─── SOURCE MATERIAL ───

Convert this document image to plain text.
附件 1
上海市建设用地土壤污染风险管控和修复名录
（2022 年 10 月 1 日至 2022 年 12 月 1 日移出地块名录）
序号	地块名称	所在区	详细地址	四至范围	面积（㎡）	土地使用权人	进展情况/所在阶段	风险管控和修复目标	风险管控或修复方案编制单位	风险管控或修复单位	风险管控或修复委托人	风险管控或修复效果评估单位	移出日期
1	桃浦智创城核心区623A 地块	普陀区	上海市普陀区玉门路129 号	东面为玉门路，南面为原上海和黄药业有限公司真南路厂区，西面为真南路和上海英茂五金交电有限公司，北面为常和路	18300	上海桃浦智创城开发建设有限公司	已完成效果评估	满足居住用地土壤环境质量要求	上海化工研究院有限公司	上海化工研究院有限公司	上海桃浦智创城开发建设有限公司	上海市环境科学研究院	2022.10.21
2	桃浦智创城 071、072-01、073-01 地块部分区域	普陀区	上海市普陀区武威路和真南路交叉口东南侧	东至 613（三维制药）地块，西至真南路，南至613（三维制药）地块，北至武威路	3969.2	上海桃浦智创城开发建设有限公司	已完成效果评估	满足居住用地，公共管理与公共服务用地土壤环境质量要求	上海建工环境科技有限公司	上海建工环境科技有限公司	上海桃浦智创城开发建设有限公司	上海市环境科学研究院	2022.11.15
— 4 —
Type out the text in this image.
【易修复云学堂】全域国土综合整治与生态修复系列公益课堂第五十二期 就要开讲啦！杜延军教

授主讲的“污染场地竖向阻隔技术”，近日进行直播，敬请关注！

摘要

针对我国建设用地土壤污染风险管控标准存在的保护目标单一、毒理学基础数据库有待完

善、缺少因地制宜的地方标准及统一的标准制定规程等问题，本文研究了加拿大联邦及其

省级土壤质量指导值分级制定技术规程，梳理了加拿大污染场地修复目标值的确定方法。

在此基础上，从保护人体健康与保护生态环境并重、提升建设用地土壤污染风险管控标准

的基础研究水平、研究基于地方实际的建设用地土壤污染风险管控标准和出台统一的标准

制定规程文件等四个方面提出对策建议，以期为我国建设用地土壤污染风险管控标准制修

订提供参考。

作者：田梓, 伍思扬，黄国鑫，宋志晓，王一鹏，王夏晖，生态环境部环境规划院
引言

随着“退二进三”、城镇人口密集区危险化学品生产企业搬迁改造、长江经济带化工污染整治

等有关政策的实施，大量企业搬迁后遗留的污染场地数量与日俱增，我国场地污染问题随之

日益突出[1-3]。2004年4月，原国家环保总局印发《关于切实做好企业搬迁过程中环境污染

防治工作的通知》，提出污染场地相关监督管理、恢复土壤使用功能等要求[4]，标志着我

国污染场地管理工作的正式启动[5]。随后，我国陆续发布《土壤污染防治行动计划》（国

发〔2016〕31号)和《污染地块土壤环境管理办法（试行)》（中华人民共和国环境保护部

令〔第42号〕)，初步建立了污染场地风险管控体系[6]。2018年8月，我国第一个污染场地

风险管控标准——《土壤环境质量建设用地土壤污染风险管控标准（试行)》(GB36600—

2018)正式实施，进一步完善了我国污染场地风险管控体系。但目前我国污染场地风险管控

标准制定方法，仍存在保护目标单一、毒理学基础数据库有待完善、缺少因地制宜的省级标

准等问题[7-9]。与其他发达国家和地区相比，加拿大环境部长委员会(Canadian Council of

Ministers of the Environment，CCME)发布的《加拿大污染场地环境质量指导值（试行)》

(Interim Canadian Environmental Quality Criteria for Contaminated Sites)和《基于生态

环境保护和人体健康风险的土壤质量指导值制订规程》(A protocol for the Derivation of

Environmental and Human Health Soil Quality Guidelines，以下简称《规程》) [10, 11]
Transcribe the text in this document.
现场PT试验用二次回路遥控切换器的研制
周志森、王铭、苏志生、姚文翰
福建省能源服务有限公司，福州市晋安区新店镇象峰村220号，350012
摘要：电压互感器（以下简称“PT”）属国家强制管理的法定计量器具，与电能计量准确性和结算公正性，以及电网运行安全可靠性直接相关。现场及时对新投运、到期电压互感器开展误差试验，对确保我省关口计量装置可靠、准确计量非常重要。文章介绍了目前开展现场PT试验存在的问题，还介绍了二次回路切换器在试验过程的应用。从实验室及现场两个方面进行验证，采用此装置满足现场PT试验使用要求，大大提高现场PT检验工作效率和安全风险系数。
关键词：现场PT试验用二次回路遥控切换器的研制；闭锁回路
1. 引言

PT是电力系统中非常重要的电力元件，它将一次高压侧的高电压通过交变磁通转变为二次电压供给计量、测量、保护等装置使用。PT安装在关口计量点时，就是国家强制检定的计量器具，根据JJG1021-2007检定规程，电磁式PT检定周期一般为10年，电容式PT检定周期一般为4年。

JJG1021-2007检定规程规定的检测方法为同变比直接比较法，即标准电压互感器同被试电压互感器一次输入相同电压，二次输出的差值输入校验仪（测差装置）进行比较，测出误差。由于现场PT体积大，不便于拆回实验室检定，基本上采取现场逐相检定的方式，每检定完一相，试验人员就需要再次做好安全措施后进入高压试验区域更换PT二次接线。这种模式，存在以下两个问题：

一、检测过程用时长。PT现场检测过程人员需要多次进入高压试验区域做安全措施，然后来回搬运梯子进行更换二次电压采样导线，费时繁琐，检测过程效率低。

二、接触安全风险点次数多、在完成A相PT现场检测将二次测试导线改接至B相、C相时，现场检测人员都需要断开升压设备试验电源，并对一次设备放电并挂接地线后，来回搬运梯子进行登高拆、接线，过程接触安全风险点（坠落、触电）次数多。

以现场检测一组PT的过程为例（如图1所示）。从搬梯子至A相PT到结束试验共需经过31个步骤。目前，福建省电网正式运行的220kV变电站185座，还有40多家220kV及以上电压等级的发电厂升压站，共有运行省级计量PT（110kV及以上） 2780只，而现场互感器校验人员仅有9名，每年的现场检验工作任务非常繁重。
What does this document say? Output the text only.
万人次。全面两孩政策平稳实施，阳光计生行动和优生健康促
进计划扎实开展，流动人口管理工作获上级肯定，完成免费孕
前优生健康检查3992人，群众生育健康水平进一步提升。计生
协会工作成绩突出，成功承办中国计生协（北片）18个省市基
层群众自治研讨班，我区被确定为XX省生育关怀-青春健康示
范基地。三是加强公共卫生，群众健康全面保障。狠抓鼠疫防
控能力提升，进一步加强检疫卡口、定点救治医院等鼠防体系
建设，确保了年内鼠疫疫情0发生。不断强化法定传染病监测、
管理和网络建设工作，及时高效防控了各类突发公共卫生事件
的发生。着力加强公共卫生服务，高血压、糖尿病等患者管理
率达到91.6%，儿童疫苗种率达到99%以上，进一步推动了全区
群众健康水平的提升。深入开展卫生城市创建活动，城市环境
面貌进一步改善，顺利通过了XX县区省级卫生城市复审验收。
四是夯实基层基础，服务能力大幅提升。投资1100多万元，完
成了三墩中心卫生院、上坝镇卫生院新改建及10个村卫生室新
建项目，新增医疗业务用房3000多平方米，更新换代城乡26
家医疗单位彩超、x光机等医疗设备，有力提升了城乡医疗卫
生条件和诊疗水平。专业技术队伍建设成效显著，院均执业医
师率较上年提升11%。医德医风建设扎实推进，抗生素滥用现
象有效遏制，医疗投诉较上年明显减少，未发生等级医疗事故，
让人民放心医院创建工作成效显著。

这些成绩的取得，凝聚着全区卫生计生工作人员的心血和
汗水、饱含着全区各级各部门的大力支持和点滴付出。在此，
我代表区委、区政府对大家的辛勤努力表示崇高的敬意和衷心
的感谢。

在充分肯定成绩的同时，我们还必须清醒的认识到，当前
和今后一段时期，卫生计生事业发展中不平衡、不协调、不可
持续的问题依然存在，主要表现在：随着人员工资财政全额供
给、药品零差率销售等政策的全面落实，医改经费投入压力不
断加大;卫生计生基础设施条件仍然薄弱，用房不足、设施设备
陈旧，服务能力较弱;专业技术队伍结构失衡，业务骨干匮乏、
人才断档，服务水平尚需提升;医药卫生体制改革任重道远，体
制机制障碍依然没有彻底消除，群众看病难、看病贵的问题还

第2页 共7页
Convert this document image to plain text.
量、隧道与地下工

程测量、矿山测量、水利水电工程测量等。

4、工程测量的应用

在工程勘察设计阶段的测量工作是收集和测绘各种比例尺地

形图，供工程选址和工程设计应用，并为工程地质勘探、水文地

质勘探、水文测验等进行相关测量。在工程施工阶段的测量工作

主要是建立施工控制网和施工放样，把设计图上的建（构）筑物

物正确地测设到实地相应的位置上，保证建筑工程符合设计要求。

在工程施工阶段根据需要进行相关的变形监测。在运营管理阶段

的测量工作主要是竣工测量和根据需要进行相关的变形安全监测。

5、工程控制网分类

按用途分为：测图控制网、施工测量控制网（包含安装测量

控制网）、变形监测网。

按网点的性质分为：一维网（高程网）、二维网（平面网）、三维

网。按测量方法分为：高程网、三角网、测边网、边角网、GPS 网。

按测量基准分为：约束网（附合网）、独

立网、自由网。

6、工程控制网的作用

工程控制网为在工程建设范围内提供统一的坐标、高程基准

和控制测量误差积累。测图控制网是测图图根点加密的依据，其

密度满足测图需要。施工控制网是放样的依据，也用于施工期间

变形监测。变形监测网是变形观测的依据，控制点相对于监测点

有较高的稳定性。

───

• EXERCISE DIRECTIONS:
Look through the records and gather each line with the word "上海市环境科学研究院".

• FULL RESPONSE:
1	桃浦智创城核心区623A 地块	普陀区	上海市普陀区玉门路129 号	东面为玉门路，南面为原上海和黄药业有限公司真南路厂区，西面为真南路和上海英茂五金交电有限公司，北面为常和路	18300	上海桃浦智创城开发建设有限公司	已完成效果评估	满足居住用地土壤环境质量要求	上海化工研究院有限公司	上海化工研究院有限公司	上海桃浦智创城开发建设有限公司	上海市环境科学研究院	2022.10.21
2	桃浦智创城 071、072-01、073-01 地块部分区域	普陀区	上海市普陀区武威路和真南路交叉口东南侧	东至 613（三维制药）地块，西至真南路，南至613（三维制药）地块，北至武威路	3969.2	上海桃浦智创城开发建设有限公司	已完成效果评估	满足居住用地，公共管理与公共服务用地土壤环境质量要求	上海建工环境科技有限公司	上海建工环境科技有限公司	上海桃浦智创城开发建设有限公司	上海市环境科学研究院	2022.11.15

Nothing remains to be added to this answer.